**The input**
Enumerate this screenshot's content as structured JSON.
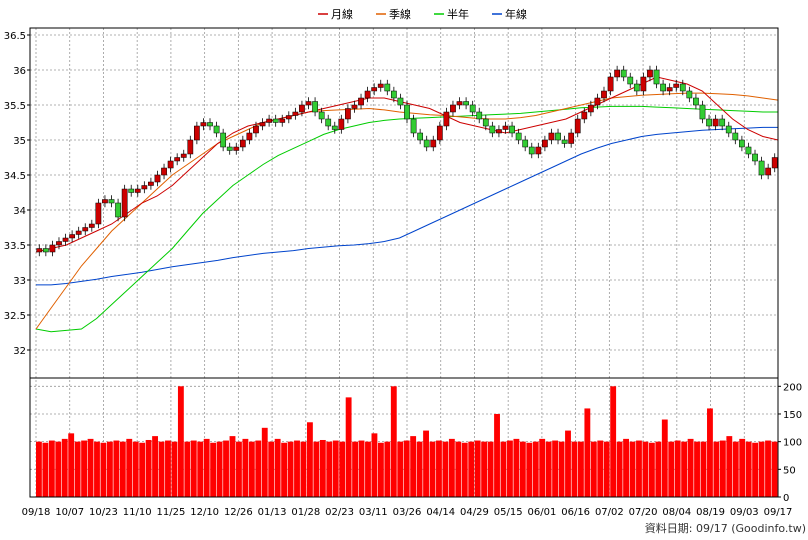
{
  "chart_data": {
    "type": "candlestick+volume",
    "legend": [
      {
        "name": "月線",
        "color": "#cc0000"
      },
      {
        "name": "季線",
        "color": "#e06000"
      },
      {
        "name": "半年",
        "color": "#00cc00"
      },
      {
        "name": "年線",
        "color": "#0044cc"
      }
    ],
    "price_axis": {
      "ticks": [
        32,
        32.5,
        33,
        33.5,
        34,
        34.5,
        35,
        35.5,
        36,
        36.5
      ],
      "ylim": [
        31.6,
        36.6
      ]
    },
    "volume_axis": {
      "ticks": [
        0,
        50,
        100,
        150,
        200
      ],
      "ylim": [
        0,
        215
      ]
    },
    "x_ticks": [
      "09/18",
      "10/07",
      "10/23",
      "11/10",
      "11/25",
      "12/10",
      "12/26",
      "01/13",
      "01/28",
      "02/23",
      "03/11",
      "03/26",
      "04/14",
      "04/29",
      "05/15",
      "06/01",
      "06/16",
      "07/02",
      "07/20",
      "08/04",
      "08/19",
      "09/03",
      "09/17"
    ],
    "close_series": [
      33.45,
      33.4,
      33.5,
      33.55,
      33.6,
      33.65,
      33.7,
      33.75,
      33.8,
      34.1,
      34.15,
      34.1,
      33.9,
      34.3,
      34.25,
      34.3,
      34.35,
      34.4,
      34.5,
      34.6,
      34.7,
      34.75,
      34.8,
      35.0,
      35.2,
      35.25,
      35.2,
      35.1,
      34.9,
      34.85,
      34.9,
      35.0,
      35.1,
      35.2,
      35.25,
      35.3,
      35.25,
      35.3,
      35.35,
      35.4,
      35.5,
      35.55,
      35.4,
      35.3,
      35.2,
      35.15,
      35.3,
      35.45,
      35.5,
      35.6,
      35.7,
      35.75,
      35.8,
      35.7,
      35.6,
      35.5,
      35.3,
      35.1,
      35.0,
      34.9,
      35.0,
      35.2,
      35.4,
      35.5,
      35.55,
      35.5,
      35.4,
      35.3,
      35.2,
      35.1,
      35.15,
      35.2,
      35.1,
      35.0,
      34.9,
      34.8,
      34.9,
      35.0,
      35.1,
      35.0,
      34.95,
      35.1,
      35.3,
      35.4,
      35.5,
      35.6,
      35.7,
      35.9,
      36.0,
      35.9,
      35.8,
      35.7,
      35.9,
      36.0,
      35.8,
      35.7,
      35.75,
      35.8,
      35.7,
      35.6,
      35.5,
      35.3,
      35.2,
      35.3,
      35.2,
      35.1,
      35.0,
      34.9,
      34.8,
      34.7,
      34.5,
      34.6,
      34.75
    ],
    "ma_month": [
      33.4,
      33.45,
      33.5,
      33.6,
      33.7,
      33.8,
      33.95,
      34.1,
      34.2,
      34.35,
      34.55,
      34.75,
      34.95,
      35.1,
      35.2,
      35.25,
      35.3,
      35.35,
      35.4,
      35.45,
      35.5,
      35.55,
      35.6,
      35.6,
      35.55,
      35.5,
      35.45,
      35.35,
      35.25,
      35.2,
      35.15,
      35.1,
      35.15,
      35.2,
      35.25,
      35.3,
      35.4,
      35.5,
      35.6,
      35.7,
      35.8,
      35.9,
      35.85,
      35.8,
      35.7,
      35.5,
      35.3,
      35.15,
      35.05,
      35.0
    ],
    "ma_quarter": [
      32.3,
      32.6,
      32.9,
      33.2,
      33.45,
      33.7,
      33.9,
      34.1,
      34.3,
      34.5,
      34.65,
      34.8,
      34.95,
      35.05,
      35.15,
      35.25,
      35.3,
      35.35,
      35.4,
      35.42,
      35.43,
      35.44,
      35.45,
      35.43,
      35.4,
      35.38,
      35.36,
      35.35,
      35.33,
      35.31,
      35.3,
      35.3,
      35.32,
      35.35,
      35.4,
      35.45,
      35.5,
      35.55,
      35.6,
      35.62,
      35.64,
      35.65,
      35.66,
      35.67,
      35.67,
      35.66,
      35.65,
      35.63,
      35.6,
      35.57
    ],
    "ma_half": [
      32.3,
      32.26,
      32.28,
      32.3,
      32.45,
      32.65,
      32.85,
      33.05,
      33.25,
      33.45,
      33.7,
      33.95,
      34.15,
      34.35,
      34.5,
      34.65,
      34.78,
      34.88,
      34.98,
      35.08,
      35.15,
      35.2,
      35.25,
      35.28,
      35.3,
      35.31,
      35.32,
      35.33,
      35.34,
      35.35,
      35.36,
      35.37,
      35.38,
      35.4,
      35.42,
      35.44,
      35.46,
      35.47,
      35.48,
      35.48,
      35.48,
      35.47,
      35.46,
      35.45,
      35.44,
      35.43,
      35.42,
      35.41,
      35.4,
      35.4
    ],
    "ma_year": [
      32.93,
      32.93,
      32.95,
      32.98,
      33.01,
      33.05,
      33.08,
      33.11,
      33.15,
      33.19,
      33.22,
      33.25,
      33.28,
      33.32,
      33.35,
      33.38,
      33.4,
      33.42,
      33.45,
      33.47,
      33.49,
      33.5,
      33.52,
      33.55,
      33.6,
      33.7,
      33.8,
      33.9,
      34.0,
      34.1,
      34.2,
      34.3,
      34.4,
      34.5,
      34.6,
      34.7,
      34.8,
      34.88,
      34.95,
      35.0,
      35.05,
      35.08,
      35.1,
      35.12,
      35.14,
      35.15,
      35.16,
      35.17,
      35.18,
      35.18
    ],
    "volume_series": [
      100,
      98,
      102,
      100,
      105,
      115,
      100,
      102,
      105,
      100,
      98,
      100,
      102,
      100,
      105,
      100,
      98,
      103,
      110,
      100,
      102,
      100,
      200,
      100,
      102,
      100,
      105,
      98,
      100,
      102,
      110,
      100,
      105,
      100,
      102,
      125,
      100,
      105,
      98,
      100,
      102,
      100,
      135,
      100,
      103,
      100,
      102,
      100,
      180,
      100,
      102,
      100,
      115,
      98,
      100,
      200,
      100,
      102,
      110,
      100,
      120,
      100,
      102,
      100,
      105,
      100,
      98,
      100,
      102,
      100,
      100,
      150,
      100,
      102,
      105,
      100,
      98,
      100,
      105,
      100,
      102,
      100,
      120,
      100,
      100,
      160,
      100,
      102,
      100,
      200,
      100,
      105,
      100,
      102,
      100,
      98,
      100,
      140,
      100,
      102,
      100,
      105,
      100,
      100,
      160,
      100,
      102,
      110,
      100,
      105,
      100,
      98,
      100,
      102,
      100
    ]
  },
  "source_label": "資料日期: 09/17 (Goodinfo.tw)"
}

**Exercise**
Leave out every picture and copy the rest of the records exactly.

**Reply**
Enumerate this screenshot's content as structured JSON.
{
  "chart_data": {
    "type": "candlestick+volume",
    "legend": [
      {
        "name": "月線",
        "color": "#cc0000"
      },
      {
        "name": "季線",
        "color": "#e06000"
      },
      {
        "name": "半年",
        "color": "#00cc00"
      },
      {
        "name": "年線",
        "color": "#0044cc"
      }
    ],
    "price_axis": {
      "ticks": [
        32,
        32.5,
        33,
        33.5,
        34,
        34.5,
        35,
        35.5,
        36,
        36.5
      ],
      "ylim": [
        31.6,
        36.6
      ]
    },
    "volume_axis": {
      "ticks": [
        0,
        50,
        100,
        150,
        200
      ],
      "ylim": [
        0,
        215
      ]
    },
    "x_ticks": [
      "09/18",
      "10/07",
      "10/23",
      "11/10",
      "11/25",
      "12/10",
      "12/26",
      "01/13",
      "01/28",
      "02/23",
      "03/11",
      "03/26",
      "04/14",
      "04/29",
      "05/15",
      "06/01",
      "06/16",
      "07/02",
      "07/20",
      "08/04",
      "08/19",
      "09/03",
      "09/17"
    ],
    "close_series": [
      33.45,
      33.4,
      33.5,
      33.55,
      33.6,
      33.65,
      33.7,
      33.75,
      33.8,
      34.1,
      34.15,
      34.1,
      33.9,
      34.3,
      34.25,
      34.3,
      34.35,
      34.4,
      34.5,
      34.6,
      34.7,
      34.75,
      34.8,
      35.0,
      35.2,
      35.25,
      35.2,
      35.1,
      34.9,
      34.85,
      34.9,
      35.0,
      35.1,
      35.2,
      35.25,
      35.3,
      35.25,
      35.3,
      35.35,
      35.4,
      35.5,
      35.55,
      35.4,
      35.3,
      35.2,
      35.15,
      35.3,
      35.45,
      35.5,
      35.6,
      35.7,
      35.75,
      35.8,
      35.7,
      35.6,
      35.5,
      35.3,
      35.1,
      35.0,
      34.9,
      35.0,
      35.2,
      35.4,
      35.5,
      35.55,
      35.5,
      35.4,
      35.3,
      35.2,
      35.1,
      35.15,
      35.2,
      35.1,
      35.0,
      34.9,
      34.8,
      34.9,
      35.0,
      35.1,
      35.0,
      34.95,
      35.1,
      35.3,
      35.4,
      35.5,
      35.6,
      35.7,
      35.9,
      36.0,
      35.9,
      35.8,
      35.7,
      35.9,
      36.0,
      35.8,
      35.7,
      35.75,
      35.8,
      35.7,
      35.6,
      35.5,
      35.3,
      35.2,
      35.3,
      35.2,
      35.1,
      35.0,
      34.9,
      34.8,
      34.7,
      34.5,
      34.6,
      34.75
    ],
    "ma_month": [
      33.4,
      33.45,
      33.5,
      33.6,
      33.7,
      33.8,
      33.95,
      34.1,
      34.2,
      34.35,
      34.55,
      34.75,
      34.95,
      35.1,
      35.2,
      35.25,
      35.3,
      35.35,
      35.4,
      35.45,
      35.5,
      35.55,
      35.6,
      35.6,
      35.55,
      35.5,
      35.45,
      35.35,
      35.25,
      35.2,
      35.15,
      35.1,
      35.15,
      35.2,
      35.25,
      35.3,
      35.4,
      35.5,
      35.6,
      35.7,
      35.8,
      35.9,
      35.85,
      35.8,
      35.7,
      35.5,
      35.3,
      35.15,
      35.05,
      35.0
    ],
    "ma_quarter": [
      32.3,
      32.6,
      32.9,
      33.2,
      33.45,
      33.7,
      33.9,
      34.1,
      34.3,
      34.5,
      34.65,
      34.8,
      34.95,
      35.05,
      35.15,
      35.25,
      35.3,
      35.35,
      35.4,
      35.42,
      35.43,
      35.44,
      35.45,
      35.43,
      35.4,
      35.38,
      35.36,
      35.35,
      35.33,
      35.31,
      35.3,
      35.3,
      35.32,
      35.35,
      35.4,
      35.45,
      35.5,
      35.55,
      35.6,
      35.62,
      35.64,
      35.65,
      35.66,
      35.67,
      35.67,
      35.66,
      35.65,
      35.63,
      35.6,
      35.57
    ],
    "ma_half": [
      32.3,
      32.26,
      32.28,
      32.3,
      32.45,
      32.65,
      32.85,
      33.05,
      33.25,
      33.45,
      33.7,
      33.95,
      34.15,
      34.35,
      34.5,
      34.65,
      34.78,
      34.88,
      34.98,
      35.08,
      35.15,
      35.2,
      35.25,
      35.28,
      35.3,
      35.31,
      35.32,
      35.33,
      35.34,
      35.35,
      35.36,
      35.37,
      35.38,
      35.4,
      35.42,
      35.44,
      35.46,
      35.47,
      35.48,
      35.48,
      35.48,
      35.47,
      35.46,
      35.45,
      35.44,
      35.43,
      35.42,
      35.41,
      35.4,
      35.4
    ],
    "ma_year": [
      32.93,
      32.93,
      32.95,
      32.98,
      33.01,
      33.05,
      33.08,
      33.11,
      33.15,
      33.19,
      33.22,
      33.25,
      33.28,
      33.32,
      33.35,
      33.38,
      33.4,
      33.42,
      33.45,
      33.47,
      33.49,
      33.5,
      33.52,
      33.55,
      33.6,
      33.7,
      33.8,
      33.9,
      34.0,
      34.1,
      34.2,
      34.3,
      34.4,
      34.5,
      34.6,
      34.7,
      34.8,
      34.88,
      34.95,
      35.0,
      35.05,
      35.08,
      35.1,
      35.12,
      35.14,
      35.15,
      35.16,
      35.17,
      35.18,
      35.18
    ],
    "volume_series": [
      100,
      98,
      102,
      100,
      105,
      115,
      100,
      102,
      105,
      100,
      98,
      100,
      102,
      100,
      105,
      100,
      98,
      103,
      110,
      100,
      102,
      100,
      200,
      100,
      102,
      100,
      105,
      98,
      100,
      102,
      110,
      100,
      105,
      100,
      102,
      125,
      100,
      105,
      98,
      100,
      102,
      100,
      135,
      100,
      103,
      100,
      102,
      100,
      180,
      100,
      102,
      100,
      115,
      98,
      100,
      200,
      100,
      102,
      110,
      100,
      120,
      100,
      102,
      100,
      105,
      100,
      98,
      100,
      102,
      100,
      100,
      150,
      100,
      102,
      105,
      100,
      98,
      100,
      105,
      100,
      102,
      100,
      120,
      100,
      100,
      160,
      100,
      102,
      100,
      200,
      100,
      105,
      100,
      102,
      100,
      98,
      100,
      140,
      100,
      102,
      100,
      105,
      100,
      100,
      160,
      100,
      102,
      110,
      100,
      105,
      100,
      98,
      100,
      102,
      100
    ]
  },
  "source_label": "資料日期: 09/17 (Goodinfo.tw)"
}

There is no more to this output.